> Stated task: Locate every line below that contains the string "damage" and copy each of those lines in full.

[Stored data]

──────────

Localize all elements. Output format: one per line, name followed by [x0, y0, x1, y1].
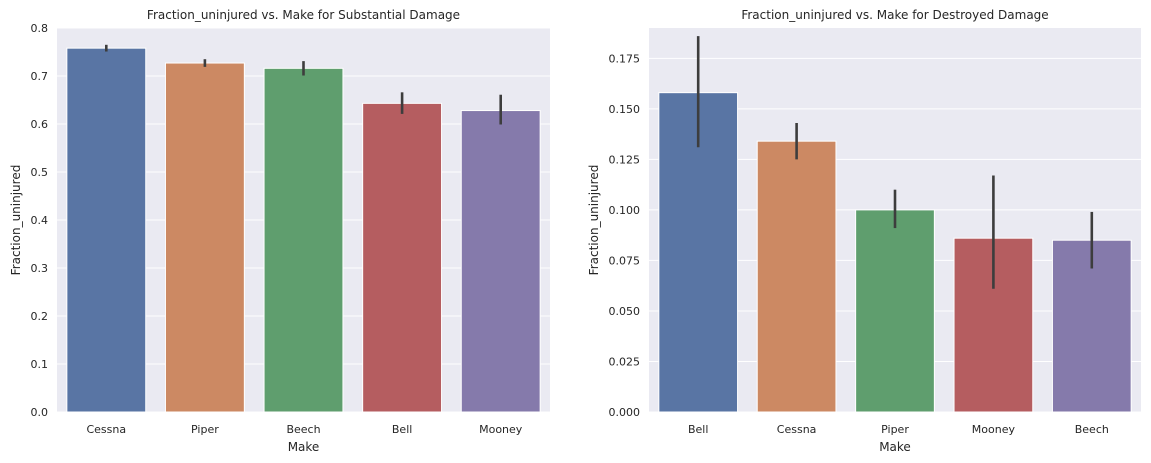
- y-tick-label: 0.050: [609, 305, 641, 318]
- chart-title: Fraction_uninjured vs. Make for Destroye…: [741, 8, 1048, 22]
- y-axis-label: Fraction_uninjured: [587, 165, 601, 276]
- y-tick-labels: 0.000 0.025 0.050 0.075 0.100 0.125 0.150 0.175: [609, 52, 641, 419]
- x-tick-labels: Bell Cessna Piper Mooney Beech: [688, 423, 1109, 436]
- y-tick-label: 0.7: [31, 70, 49, 83]
- bar-cessna: [66, 47, 147, 413]
- bars: [66, 47, 541, 413]
- y-tick-label: 0.150: [609, 103, 641, 116]
- y-tick-label: 0.000: [609, 406, 641, 419]
- y-tick-labels: 0.0 0.1 0.2 0.3 0.4 0.5 0.6 0.7 0.8: [31, 22, 49, 419]
- x-tick-label: Mooney: [972, 423, 1016, 436]
- bars: [658, 92, 1132, 413]
- y-axis-label: Fraction_uninjured: [9, 165, 23, 276]
- y-tick-label: 0.3: [31, 262, 49, 275]
- y-tick-label: 0.4: [31, 214, 49, 227]
- y-tick-label: 0.8: [31, 22, 49, 35]
- x-tick-labels: Cessna Piper Beech Bell Mooney: [86, 423, 522, 436]
- x-axis-label: Make: [879, 440, 911, 454]
- bar-mooney: [460, 110, 541, 413]
- y-tick-label: 0.1: [31, 358, 49, 371]
- x-tick-label: Piper: [881, 423, 909, 436]
- x-tick-label: Bell: [688, 423, 708, 436]
- chart-destroyed-damage: 0.000 0.025 0.050 0.075 0.100 0.125 0.150 0.175…: [587, 8, 1141, 454]
- x-tick-label: Piper: [191, 423, 219, 436]
- y-tick-label: 0.075: [609, 254, 641, 267]
- x-tick-label: Beech: [286, 423, 320, 436]
- y-tick-label: 0.100: [609, 204, 641, 217]
- x-tick-label: Beech: [1075, 423, 1109, 436]
- x-axis-label: Make: [288, 440, 320, 454]
- bar-cessna: [756, 140, 837, 413]
- bar-piper: [164, 62, 245, 413]
- y-tick-label: 0.2: [31, 310, 49, 323]
- y-tick-label: 0.125: [609, 153, 641, 166]
- bar-bell: [362, 102, 443, 413]
- chart-title: Fraction_uninjured vs. Make for Substant…: [147, 8, 460, 22]
- x-tick-label: Cessna: [777, 423, 817, 436]
- bar-beech: [1051, 239, 1132, 413]
- y-tick-label: 0.175: [609, 52, 641, 65]
- bar-piper: [855, 209, 935, 413]
- y-tick-label: 0.6: [31, 118, 49, 131]
- error-bars: [696, 36, 1094, 289]
- y-tick-label: 0.0: [31, 406, 49, 419]
- y-tick-label: 0.025: [609, 355, 641, 368]
- x-tick-label: Mooney: [479, 423, 523, 436]
- x-tick-label: Bell: [392, 423, 412, 436]
- bar-beech: [263, 67, 344, 413]
- error-bars: [105, 44, 503, 125]
- y-tick-label: 0.5: [31, 166, 49, 179]
- chart-substantial-damage: 0.0 0.1 0.2 0.3 0.4 0.5 0.6 0.7 0.8 Cessna Piper B…: [9, 8, 550, 454]
- x-tick-label: Cessna: [86, 423, 126, 436]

──────────

> Complete answer:
- chart-destroyed-damage: 0.000 0.025 0.050 0.075 0.100 0.125 0.150 0.175…: [587, 8, 1141, 454]
- chart-substantial-damage: 0.0 0.1 0.2 0.3 0.4 0.5 0.6 0.7 0.8 Cessna Piper B…: [9, 8, 550, 454]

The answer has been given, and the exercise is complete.